(What is asked) Turn every line of the items below into a numbered list, skipping blank lines and leaving out the pictures.

(Records for the exercise)
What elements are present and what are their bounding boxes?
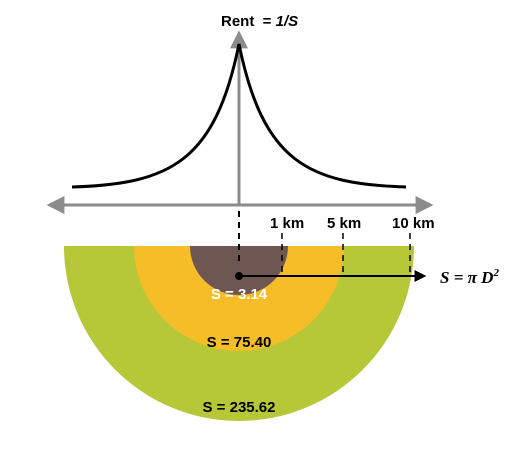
zone-label-outer: S = 235.62	[203, 399, 276, 416]
rent-label-prefix: Rent =	[221, 13, 276, 30]
zone-middle	[134, 246, 344, 351]
zone-inner	[190, 246, 288, 295]
distance-label-10km: 10 km	[392, 215, 435, 232]
distance-label-5km: 5 km	[327, 215, 361, 232]
rent-label-formula: 1/S	[276, 13, 299, 30]
area-formula-prefix: S = π D	[440, 268, 493, 287]
area-formula: S = π D2	[440, 267, 499, 287]
center-point	[235, 272, 243, 280]
distance-label-1km: 1 km	[270, 215, 304, 232]
rent-curve	[71, 43, 407, 189]
zone-label-middle: S = 75.40	[207, 334, 272, 351]
rent-label: Rent = 1/S	[221, 13, 298, 30]
area-formula-exponent: 2	[492, 267, 499, 279]
zone-label-inner: S = 3.14	[211, 286, 268, 303]
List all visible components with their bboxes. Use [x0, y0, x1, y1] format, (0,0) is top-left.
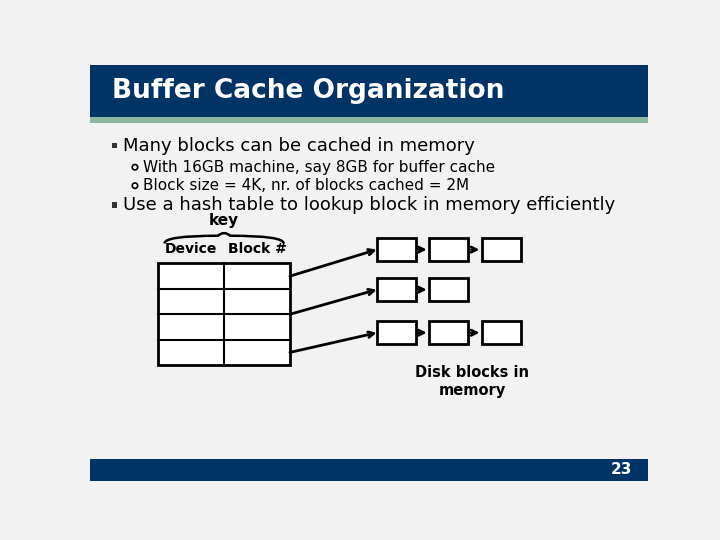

(Exercise response)
1. What elements are present and what are their bounding boxes?
2. zone-label-outer: S = 235.62	[203, 399, 276, 416]
3. rent-label-prefix: Rent =	[221, 13, 276, 30]
4. zone-middle	[134, 246, 344, 351]
5. zone-inner	[190, 246, 288, 295]
6. distance-label-10km: 10 km	[392, 215, 435, 232]
7. distance-label-5km: 5 km	[327, 215, 361, 232]
8. rent-label-formula: 1/S	[276, 13, 299, 30]
9. area-formula-prefix: S = π D	[440, 268, 493, 287]
10. area-formula: S = π D2	[440, 267, 499, 287]
11. center-point	[235, 272, 243, 280]
12. distance-label-1km: 1 km	[270, 215, 304, 232]
13. rent-curve	[71, 43, 407, 189]
14. zone-label-middle: S = 75.40	[207, 334, 272, 351]
15. rent-label: Rent = 1/S	[221, 13, 298, 30]
16. area-formula-exponent: 2	[492, 267, 499, 279]
17. zone-label-inner: S = 3.14	[211, 286, 268, 303]
18. List all visible components with their bboxes. Use [x0, y0, x1, y1] format, (0,0) is top-left.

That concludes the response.